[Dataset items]
'''

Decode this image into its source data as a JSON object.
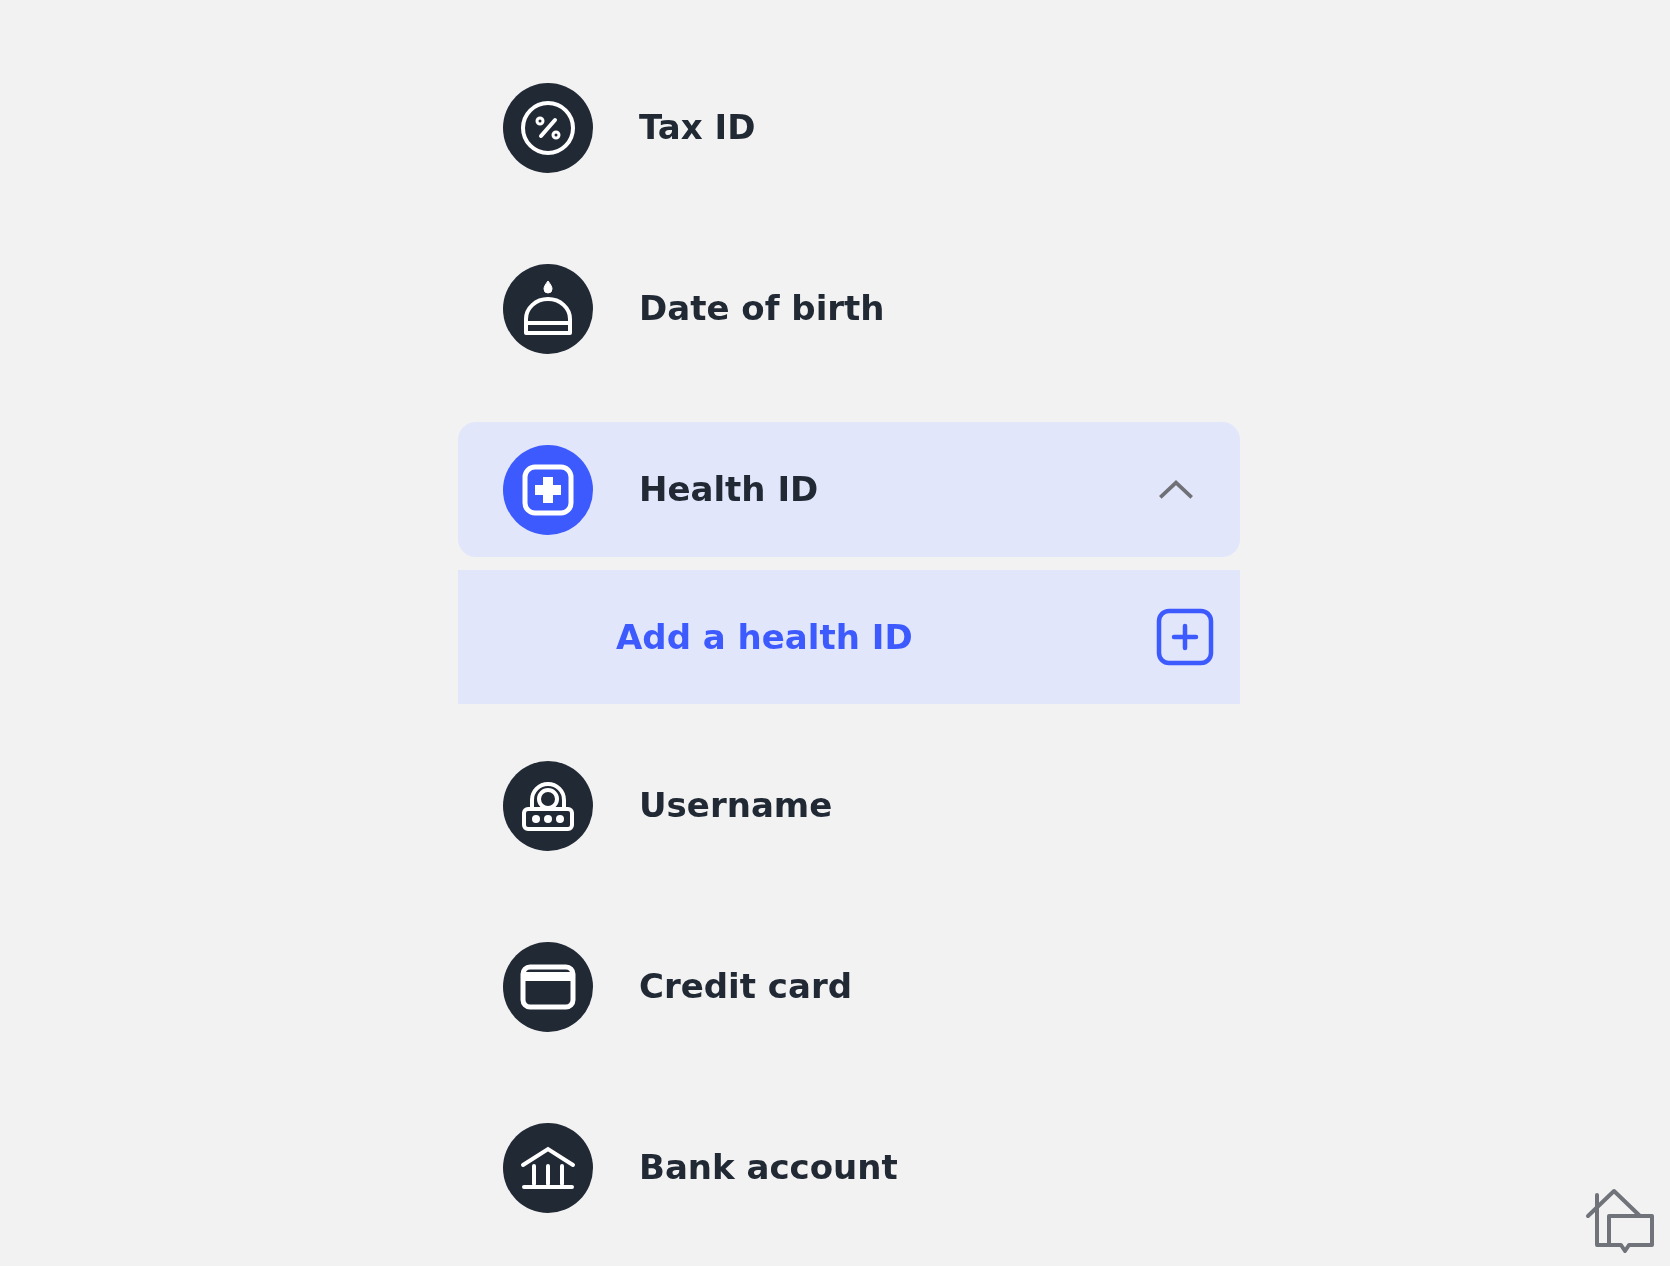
{
  "items": [
    {
      "label": "Tax ID"
    },
    {
      "label": "Date of birth"
    },
    {
      "label": "Health ID",
      "expanded": true,
      "children": [
        {
          "label": "Add a health ID"
        }
      ]
    },
    {
      "label": "Username"
    },
    {
      "label": "Credit card"
    },
    {
      "label": "Bank account"
    }
  ]
}
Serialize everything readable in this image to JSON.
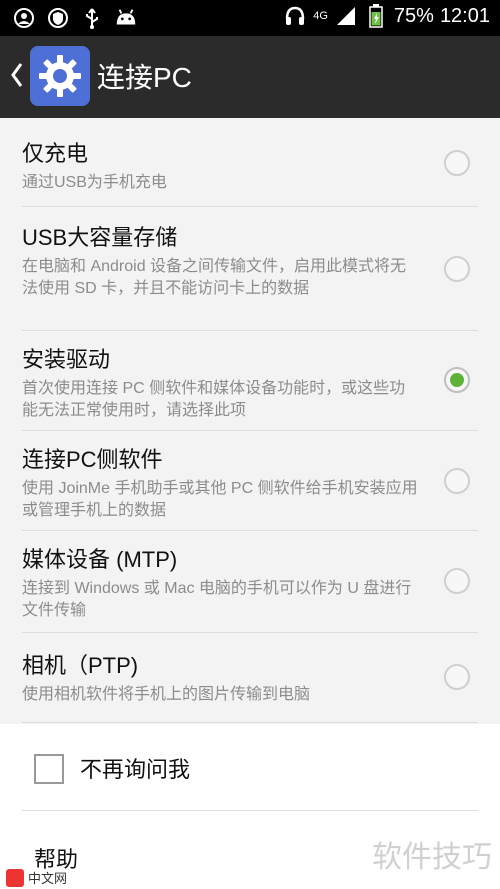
{
  "status_bar": {
    "battery_percent": "75%",
    "time": "12:01",
    "network": "4G",
    "icons": [
      "face-icon",
      "shield-icon",
      "usb-icon",
      "android-icon",
      "headset-icon",
      "signal-icon",
      "battery-icon"
    ]
  },
  "action_bar": {
    "title": "连接PC",
    "back_icon": "chevron-left-icon",
    "app_icon": "gear-icon",
    "app_icon_color": "#4d6fd6"
  },
  "options": [
    {
      "title": "仅充电",
      "description": "通过USB为手机充电",
      "selected": false
    },
    {
      "title": "USB大容量存储",
      "description": "在电脑和 Android 设备之间传输文件，启用此模式将无法使用 SD 卡，并且不能访问卡上的数据",
      "selected": false
    },
    {
      "title": "安装驱动",
      "description": "首次使用连接 PC 侧软件和媒体设备功能时，或这些功能无法正常使用时，请选择此项",
      "selected": true
    },
    {
      "title": "连接PC侧软件",
      "description": "使用 JoinMe 手机助手或其他 PC 侧软件给手机安装应用或管理手机上的数据",
      "selected": false
    },
    {
      "title": "媒体设备 (MTP)",
      "description": "连接到 Windows 或 Mac 电脑的手机可以作为 U 盘进行文件传输",
      "selected": false
    },
    {
      "title": "相机（PTP)",
      "description": "使用相机软件将手机上的图片传输到电脑",
      "selected": false
    }
  ],
  "dont_ask": {
    "label": "不再询问我",
    "checked": false
  },
  "help_label": "帮助",
  "watermark": "软件技巧",
  "logo_text": "中文网",
  "colors": {
    "accent_green": "#5db33a",
    "action_bar": "#2b2b2b",
    "background": "#f3f3f3"
  }
}
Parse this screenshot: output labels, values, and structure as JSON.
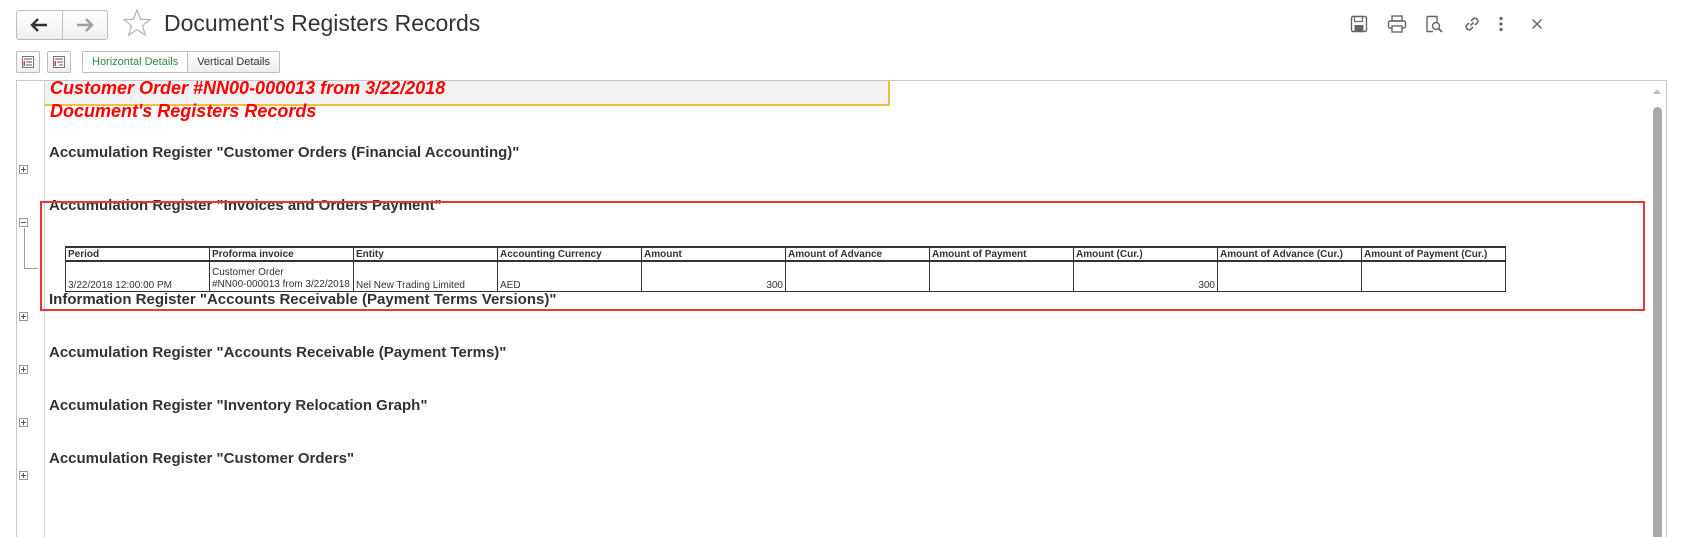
{
  "window": {
    "title": "Document's Registers Records"
  },
  "toolbar": {
    "view_tabs": [
      {
        "label": "Horizontal Details",
        "active": true
      },
      {
        "label": "Vertical Details",
        "active": false
      }
    ]
  },
  "report": {
    "header_line1": "Customer Order #NN00-000013 from 3/22/2018",
    "header_line2": "Document's Registers Records",
    "sections": [
      {
        "title": "Accumulation Register \"Customer Orders (Financial Accounting)\"",
        "expanded": false
      },
      {
        "title": "Accumulation Register \"Invoices and Orders Payment\"",
        "expanded": true
      },
      {
        "title": "Information Register \"Accounts Receivable (Payment Terms Versions)\"",
        "expanded": false
      },
      {
        "title": "Accumulation Register \"Accounts Receivable (Payment Terms)\"",
        "expanded": false
      },
      {
        "title": "Accumulation Register \"Inventory Relocation Graph\"",
        "expanded": false
      },
      {
        "title": "Accumulation Register \"Customer Orders\"",
        "expanded": false
      }
    ],
    "table": {
      "columns": [
        "Period",
        "Proforma invoice",
        "Entity",
        "Accounting Currency",
        "Amount",
        "Amount of Advance",
        "Amount of Payment",
        "Amount (Cur.)",
        "Amount of Advance (Cur.)",
        "Amount of Payment (Cur.)"
      ],
      "row": {
        "period": "3/22/2018 12:00:00 PM",
        "proforma_line1": "Customer Order",
        "proforma_line2": "#NN00-000013 from 3/22/2018",
        "entity": "Nel New Trading Limited",
        "currency": "AED",
        "amount": "300",
        "amount_advance": "",
        "amount_payment": "",
        "amount_cur": "300",
        "amount_advance_cur": "",
        "amount_payment_cur": ""
      }
    }
  },
  "icons": {
    "back": "arrow-left-icon",
    "forward": "arrow-right-icon",
    "favorite": "star-icon",
    "save": "floppy-disk-icon",
    "print": "printer-icon",
    "preview": "print-preview-icon",
    "link": "link-icon",
    "more": "more-vertical-icon",
    "close": "close-icon"
  },
  "colors": {
    "header_text": "#ff0000",
    "header_border": "#f0c040",
    "selection_border": "#e53935",
    "active_tab": "#2c8a3a"
  }
}
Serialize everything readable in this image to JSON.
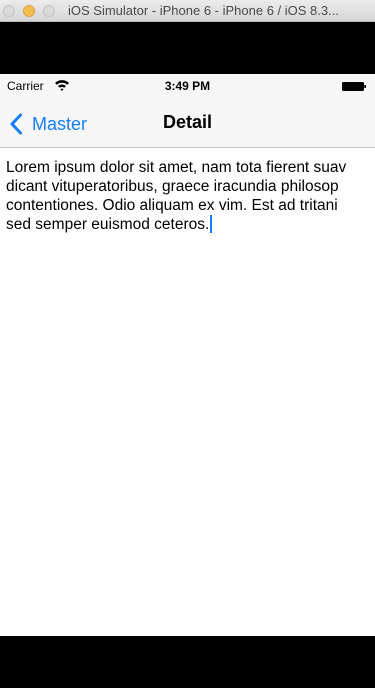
{
  "window": {
    "title": "iOS Simulator - iPhone 6 - iPhone 6 / iOS 8.3..."
  },
  "statusbar": {
    "carrier": "Carrier",
    "time": "3:49 PM",
    "wifi_icon": "wifi-icon",
    "battery_icon": "battery-icon"
  },
  "navbar": {
    "back_label": "Master",
    "title": "Detail",
    "accent_color": "#147efb"
  },
  "content": {
    "lines": [
      "Lorem ipsum dolor sit amet, nam tota fierent suav",
      "dicant vituperatoribus, graece iracundia philosop",
      "contentiones. Odio aliquam ex vim. Est ad tritani",
      "sed semper euismod ceteros."
    ]
  }
}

'''

Pictures stay out; repeat all the rest of the records exactly.

▶ [Result for this exercise]:
Decode this image into its source data as a JSON object.
{
  "items": [
    {
      "label": "Tax ID"
    },
    {
      "label": "Date of birth"
    },
    {
      "label": "Health ID",
      "expanded": true,
      "children": [
        {
          "label": "Add a health ID"
        }
      ]
    },
    {
      "label": "Username"
    },
    {
      "label": "Credit card"
    },
    {
      "label": "Bank account"
    }
  ]
}
Serialize everything readable in this image to JSON.
{
  "status_bar": {
    "battery_percent": "75%",
    "time": "12:01",
    "network": "4G",
    "icons": [
      "face-icon",
      "shield-icon",
      "usb-icon",
      "android-icon",
      "headset-icon",
      "signal-icon",
      "battery-icon"
    ]
  },
  "action_bar": {
    "title": "连接PC",
    "back_icon": "chevron-left-icon",
    "app_icon": "gear-icon",
    "app_icon_color": "#4d6fd6"
  },
  "options": [
    {
      "title": "仅充电",
      "description": "通过USB为手机充电",
      "selected": false
    },
    {
      "title": "USB大容量存储",
      "description": "在电脑和 Android 设备之间传输文件，启用此模式将无法使用 SD 卡，并且不能访问卡上的数据",
      "selected": false
    },
    {
      "title": "安装驱动",
      "description": "首次使用连接 PC 侧软件和媒体设备功能时，或这些功能无法正常使用时，请选择此项",
      "selected": true
    },
    {
      "title": "连接PC侧软件",
      "description": "使用 JoinMe 手机助手或其他 PC 侧软件给手机安装应用或管理手机上的数据",
      "selected": false
    },
    {
      "title": "媒体设备 (MTP)",
      "description": "连接到 Windows 或 Mac 电脑的手机可以作为 U 盘进行文件传输",
      "selected": false
    },
    {
      "title": "相机（PTP)",
      "description": "使用相机软件将手机上的图片传输到电脑",
      "selected": false
    }
  ],
  "dont_ask": {
    "label": "不再询问我",
    "checked": false
  },
  "help_label": "帮助",
  "watermark": "软件技巧",
  "logo_text": "中文网",
  "colors": {
    "accent_green": "#5db33a",
    "action_bar": "#2b2b2b",
    "background": "#f3f3f3"
  }
}
Parse this screenshot: output labels, values, and structure as JSON.
{
  "window": {
    "title": "Document's Registers Records"
  },
  "toolbar": {
    "view_tabs": [
      {
        "label": "Horizontal Details",
        "active": true
      },
      {
        "label": "Vertical Details",
        "active": false
      }
    ]
  },
  "report": {
    "header_line1": "Customer Order #NN00-000013 from 3/22/2018",
    "header_line2": "Document's Registers Records",
    "sections": [
      {
        "title": "Accumulation Register \"Customer Orders (Financial Accounting)\"",
        "expanded": false
      },
      {
        "title": "Accumulation Register \"Invoices and Orders Payment\"",
        "expanded": true
      },
      {
        "title": "Information Register \"Accounts Receivable (Payment Terms Versions)\"",
        "expanded": false
      },
      {
        "title": "Accumulation Register \"Accounts Receivable (Payment Terms)\"",
        "expanded": false
      },
      {
        "title": "Accumulation Register \"Inventory Relocation Graph\"",
        "expanded": false
      },
      {
        "title": "Accumulation Register \"Customer Orders\"",
        "expanded": false
      }
    ],
    "table": {
      "columns": [
        "Period",
        "Proforma invoice",
        "Entity",
        "Accounting Currency",
        "Amount",
        "Amount of Advance",
        "Amount of Payment",
        "Amount (Cur.)",
        "Amount of Advance (Cur.)",
        "Amount of Payment (Cur.)"
      ],
      "row": {
        "period": "3/22/2018 12:00:00 PM",
        "proforma_line1": "Customer Order",
        "proforma_line2": "#NN00-000013 from 3/22/2018",
        "entity": "Nel New Trading Limited",
        "currency": "AED",
        "amount": "300",
        "amount_advance": "",
        "amount_payment": "",
        "amount_cur": "300",
        "amount_advance_cur": "",
        "amount_payment_cur": ""
      }
    }
  },
  "icons": {
    "back": "arrow-left-icon",
    "forward": "arrow-right-icon",
    "favorite": "star-icon",
    "save": "floppy-disk-icon",
    "print": "printer-icon",
    "preview": "print-preview-icon",
    "link": "link-icon",
    "more": "more-vertical-icon",
    "close": "close-icon"
  },
  "colors": {
    "header_text": "#ff0000",
    "header_border": "#f0c040",
    "selection_border": "#e53935",
    "active_tab": "#2c8a3a"
  }
}
Serialize everything readable in this image to JSON.
{
  "window": {
    "title": "iOS Simulator - iPhone 6 - iPhone 6 / iOS 8.3..."
  },
  "statusbar": {
    "carrier": "Carrier",
    "time": "3:49 PM",
    "wifi_icon": "wifi-icon",
    "battery_icon": "battery-icon"
  },
  "navbar": {
    "back_label": "Master",
    "title": "Detail",
    "accent_color": "#147efb"
  },
  "content": {
    "lines": [
      "Lorem ipsum dolor sit amet, nam tota fierent suav",
      "dicant vituperatoribus, graece iracundia philosop",
      "contentiones. Odio aliquam ex vim. Est ad tritani",
      "sed semper euismod ceteros."
    ]
  }
}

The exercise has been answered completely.